== Written request ==
Reproduce the following material exactly, including every line.

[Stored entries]
──────────

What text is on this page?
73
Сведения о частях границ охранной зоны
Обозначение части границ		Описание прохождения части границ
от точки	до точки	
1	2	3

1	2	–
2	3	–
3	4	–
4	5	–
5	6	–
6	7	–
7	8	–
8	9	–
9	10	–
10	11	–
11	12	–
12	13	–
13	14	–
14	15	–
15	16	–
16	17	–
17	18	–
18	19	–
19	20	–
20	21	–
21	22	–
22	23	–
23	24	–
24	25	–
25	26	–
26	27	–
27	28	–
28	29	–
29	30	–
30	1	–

──────────

== Reply to the exercise ==
What text is on this page?
73
Сведения о частях границ охранной зоны
Обозначение части границ		Описание прохождения части границ
от точки	до точки	
1	2	3

1	2	–
2	3	–
3	4	–
4	5	–
5	6	–
6	7	–
7	8	–
8	9	–
9	10	–
10	11	–
11	12	–
12	13	–
13	14	–
14	15	–
15	16	–
16	17	–
17	18	–
18	19	–
19	20	–
20	21	–
21	22	–
22	23	–
23	24	–
24	25	–
25	26	–
26	27	–
27	28	–
28	29	–
29	30	–
30	1	–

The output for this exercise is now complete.